-- Start SUPPLIED RECORDS --

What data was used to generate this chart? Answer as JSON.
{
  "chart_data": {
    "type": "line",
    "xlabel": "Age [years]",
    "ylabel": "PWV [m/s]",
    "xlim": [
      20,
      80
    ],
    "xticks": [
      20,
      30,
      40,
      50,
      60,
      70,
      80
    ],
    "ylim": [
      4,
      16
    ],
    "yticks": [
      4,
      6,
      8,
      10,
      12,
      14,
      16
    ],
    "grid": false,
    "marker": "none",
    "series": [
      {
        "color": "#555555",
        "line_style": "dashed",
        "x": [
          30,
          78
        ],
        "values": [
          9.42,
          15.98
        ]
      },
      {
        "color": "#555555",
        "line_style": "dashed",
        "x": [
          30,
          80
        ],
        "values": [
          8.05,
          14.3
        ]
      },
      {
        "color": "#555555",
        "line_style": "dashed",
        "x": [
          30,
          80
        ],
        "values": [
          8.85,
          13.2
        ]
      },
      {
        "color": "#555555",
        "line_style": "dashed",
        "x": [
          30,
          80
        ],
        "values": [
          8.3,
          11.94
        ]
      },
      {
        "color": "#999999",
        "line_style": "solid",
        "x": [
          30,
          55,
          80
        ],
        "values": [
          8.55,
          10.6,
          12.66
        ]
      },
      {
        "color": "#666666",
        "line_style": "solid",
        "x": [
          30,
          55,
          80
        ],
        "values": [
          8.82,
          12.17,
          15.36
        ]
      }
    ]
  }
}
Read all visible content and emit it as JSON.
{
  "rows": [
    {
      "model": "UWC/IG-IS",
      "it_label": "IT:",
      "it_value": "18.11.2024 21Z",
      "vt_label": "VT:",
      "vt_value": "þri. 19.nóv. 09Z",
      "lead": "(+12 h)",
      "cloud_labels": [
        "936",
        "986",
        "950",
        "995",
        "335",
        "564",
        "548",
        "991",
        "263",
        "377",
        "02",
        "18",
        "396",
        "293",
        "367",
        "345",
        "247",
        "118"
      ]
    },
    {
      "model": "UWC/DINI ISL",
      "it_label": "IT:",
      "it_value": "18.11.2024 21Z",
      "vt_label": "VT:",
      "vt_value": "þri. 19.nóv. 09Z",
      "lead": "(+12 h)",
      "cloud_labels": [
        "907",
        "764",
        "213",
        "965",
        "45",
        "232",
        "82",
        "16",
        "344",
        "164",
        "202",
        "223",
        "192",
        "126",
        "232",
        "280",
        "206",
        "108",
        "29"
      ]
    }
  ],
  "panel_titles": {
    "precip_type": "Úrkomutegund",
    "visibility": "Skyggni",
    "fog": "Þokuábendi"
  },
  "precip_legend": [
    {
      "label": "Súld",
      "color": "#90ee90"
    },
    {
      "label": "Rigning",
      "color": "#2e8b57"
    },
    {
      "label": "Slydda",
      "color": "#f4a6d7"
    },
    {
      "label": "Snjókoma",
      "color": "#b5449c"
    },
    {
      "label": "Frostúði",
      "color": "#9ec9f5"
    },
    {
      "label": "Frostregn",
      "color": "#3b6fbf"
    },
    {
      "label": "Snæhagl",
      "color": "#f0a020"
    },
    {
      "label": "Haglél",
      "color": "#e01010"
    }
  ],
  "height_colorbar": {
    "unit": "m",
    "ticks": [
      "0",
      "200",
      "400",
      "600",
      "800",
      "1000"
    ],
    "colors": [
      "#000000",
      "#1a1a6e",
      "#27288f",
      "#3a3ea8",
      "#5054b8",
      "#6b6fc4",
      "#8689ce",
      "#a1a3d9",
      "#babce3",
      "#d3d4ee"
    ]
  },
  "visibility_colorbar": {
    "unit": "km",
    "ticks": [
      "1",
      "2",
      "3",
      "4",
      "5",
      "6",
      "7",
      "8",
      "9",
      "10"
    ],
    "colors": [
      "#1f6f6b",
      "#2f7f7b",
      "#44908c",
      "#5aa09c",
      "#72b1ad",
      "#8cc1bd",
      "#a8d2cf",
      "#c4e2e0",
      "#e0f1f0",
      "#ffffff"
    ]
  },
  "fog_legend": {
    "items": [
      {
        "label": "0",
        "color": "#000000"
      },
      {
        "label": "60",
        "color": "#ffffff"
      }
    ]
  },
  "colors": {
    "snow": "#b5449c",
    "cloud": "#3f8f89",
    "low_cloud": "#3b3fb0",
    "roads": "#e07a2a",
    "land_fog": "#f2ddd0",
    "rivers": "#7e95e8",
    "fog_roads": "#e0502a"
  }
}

-- End SUPPLIED RECORDS --

Print every line of the records exactly. Omit nothing.

_SOLUTION TO THE EXERCISE_
What data was used to generate this chart? Answer as JSON.
{
  "chart_data": {
    "type": "line",
    "xlabel": "Age [years]",
    "ylabel": "PWV [m/s]",
    "xlim": [
      20,
      80
    ],
    "xticks": [
      20,
      30,
      40,
      50,
      60,
      70,
      80
    ],
    "ylim": [
      4,
      16
    ],
    "yticks": [
      4,
      6,
      8,
      10,
      12,
      14,
      16
    ],
    "grid": false,
    "marker": "none",
    "series": [
      {
        "color": "#555555",
        "line_style": "dashed",
        "x": [
          30,
          78
        ],
        "values": [
          9.42,
          15.98
        ]
      },
      {
        "color": "#555555",
        "line_style": "dashed",
        "x": [
          30,
          80
        ],
        "values": [
          8.05,
          14.3
        ]
      },
      {
        "color": "#555555",
        "line_style": "dashed",
        "x": [
          30,
          80
        ],
        "values": [
          8.85,
          13.2
        ]
      },
      {
        "color": "#555555",
        "line_style": "dashed",
        "x": [
          30,
          80
        ],
        "values": [
          8.3,
          11.94
        ]
      },
      {
        "color": "#999999",
        "line_style": "solid",
        "x": [
          30,
          55,
          80
        ],
        "values": [
          8.55,
          10.6,
          12.66
        ]
      },
      {
        "color": "#666666",
        "line_style": "solid",
        "x": [
          30,
          55,
          80
        ],
        "values": [
          8.82,
          12.17,
          15.36
        ]
      }
    ]
  }
}
Read all visible content and emit it as JSON.
{
  "rows": [
    {
      "model": "UWC/IG-IS",
      "it_label": "IT:",
      "it_value": "18.11.2024 21Z",
      "vt_label": "VT:",
      "vt_value": "þri. 19.nóv. 09Z",
      "lead": "(+12 h)",
      "cloud_labels": [
        "936",
        "986",
        "950",
        "995",
        "335",
        "564",
        "548",
        "991",
        "263",
        "377",
        "02",
        "18",
        "396",
        "293",
        "367",
        "345",
        "247",
        "118"
      ]
    },
    {
      "model": "UWC/DINI ISL",
      "it_label": "IT:",
      "it_value": "18.11.2024 21Z",
      "vt_label": "VT:",
      "vt_value": "þri. 19.nóv. 09Z",
      "lead": "(+12 h)",
      "cloud_labels": [
        "907",
        "764",
        "213",
        "965",
        "45",
        "232",
        "82",
        "16",
        "344",
        "164",
        "202",
        "223",
        "192",
        "126",
        "232",
        "280",
        "206",
        "108",
        "29"
      ]
    }
  ],
  "panel_titles": {
    "precip_type": "Úrkomutegund",
    "visibility": "Skyggni",
    "fog": "Þokuábendi"
  },
  "precip_legend": [
    {
      "label": "Súld",
      "color": "#90ee90"
    },
    {
      "label": "Rigning",
      "color": "#2e8b57"
    },
    {
      "label": "Slydda",
      "color": "#f4a6d7"
    },
    {
      "label": "Snjókoma",
      "color": "#b5449c"
    },
    {
      "label": "Frostúði",
      "color": "#9ec9f5"
    },
    {
      "label": "Frostregn",
      "color": "#3b6fbf"
    },
    {
      "label": "Snæhagl",
      "color": "#f0a020"
    },
    {
      "label": "Haglél",
      "color": "#e01010"
    }
  ],
  "height_colorbar": {
    "unit": "m",
    "ticks": [
      "0",
      "200",
      "400",
      "600",
      "800",
      "1000"
    ],
    "colors": [
      "#000000",
      "#1a1a6e",
      "#27288f",
      "#3a3ea8",
      "#5054b8",
      "#6b6fc4",
      "#8689ce",
      "#a1a3d9",
      "#babce3",
      "#d3d4ee"
    ]
  },
  "visibility_colorbar": {
    "unit": "km",
    "ticks": [
      "1",
      "2",
      "3",
      "4",
      "5",
      "6",
      "7",
      "8",
      "9",
      "10"
    ],
    "colors": [
      "#1f6f6b",
      "#2f7f7b",
      "#44908c",
      "#5aa09c",
      "#72b1ad",
      "#8cc1bd",
      "#a8d2cf",
      "#c4e2e0",
      "#e0f1f0",
      "#ffffff"
    ]
  },
  "fog_legend": {
    "items": [
      {
        "label": "0",
        "color": "#000000"
      },
      {
        "label": "60",
        "color": "#ffffff"
      }
    ]
  },
  "colors": {
    "snow": "#b5449c",
    "cloud": "#3f8f89",
    "low_cloud": "#3b3fb0",
    "roads": "#e07a2a",
    "land_fog": "#f2ddd0",
    "rivers": "#7e95e8",
    "fog_roads": "#e0502a"
  }
}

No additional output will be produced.